Collected data:
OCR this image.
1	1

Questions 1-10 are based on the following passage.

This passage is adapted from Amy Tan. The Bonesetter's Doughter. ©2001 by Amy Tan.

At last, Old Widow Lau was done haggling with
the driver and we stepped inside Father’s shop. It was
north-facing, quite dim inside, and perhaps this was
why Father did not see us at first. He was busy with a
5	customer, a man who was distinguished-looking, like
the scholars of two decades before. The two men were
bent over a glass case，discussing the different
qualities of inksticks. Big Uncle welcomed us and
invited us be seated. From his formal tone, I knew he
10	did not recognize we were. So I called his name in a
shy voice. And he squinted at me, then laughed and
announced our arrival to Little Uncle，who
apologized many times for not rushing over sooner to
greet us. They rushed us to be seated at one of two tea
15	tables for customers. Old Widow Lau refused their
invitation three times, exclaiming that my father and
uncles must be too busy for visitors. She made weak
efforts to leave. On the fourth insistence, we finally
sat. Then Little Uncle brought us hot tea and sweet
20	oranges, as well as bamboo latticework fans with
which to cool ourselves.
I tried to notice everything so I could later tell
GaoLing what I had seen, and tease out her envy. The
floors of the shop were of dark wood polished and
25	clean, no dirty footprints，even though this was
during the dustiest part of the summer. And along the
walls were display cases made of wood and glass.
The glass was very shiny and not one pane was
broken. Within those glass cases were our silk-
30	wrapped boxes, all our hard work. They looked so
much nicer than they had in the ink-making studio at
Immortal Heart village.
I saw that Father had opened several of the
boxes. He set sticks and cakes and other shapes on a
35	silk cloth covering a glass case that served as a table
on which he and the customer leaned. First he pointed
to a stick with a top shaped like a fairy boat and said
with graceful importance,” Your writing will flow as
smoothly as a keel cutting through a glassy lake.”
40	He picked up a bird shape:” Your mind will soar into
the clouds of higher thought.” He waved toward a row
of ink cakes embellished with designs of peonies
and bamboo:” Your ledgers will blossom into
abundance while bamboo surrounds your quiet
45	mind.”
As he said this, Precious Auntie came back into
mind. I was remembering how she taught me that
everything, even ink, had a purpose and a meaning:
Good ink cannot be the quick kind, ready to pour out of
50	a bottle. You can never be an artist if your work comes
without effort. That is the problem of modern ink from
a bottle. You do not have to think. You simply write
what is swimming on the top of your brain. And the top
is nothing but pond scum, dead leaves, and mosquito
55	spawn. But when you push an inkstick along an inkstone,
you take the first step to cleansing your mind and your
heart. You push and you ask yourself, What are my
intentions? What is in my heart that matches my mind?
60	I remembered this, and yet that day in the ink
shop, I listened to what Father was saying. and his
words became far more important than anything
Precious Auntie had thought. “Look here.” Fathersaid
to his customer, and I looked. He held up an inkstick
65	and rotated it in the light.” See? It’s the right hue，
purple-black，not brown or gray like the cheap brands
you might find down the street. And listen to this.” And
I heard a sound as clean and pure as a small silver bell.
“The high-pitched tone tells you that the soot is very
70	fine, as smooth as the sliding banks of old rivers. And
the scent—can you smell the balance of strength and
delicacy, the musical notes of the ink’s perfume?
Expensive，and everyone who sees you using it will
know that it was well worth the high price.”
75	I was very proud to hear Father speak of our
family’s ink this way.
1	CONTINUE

▸ **STATED PROBLEM**: Count the lines of the listing above that include the word "times" and state the total with nothing else.

▸ **EXPECTED ANSWER**: 2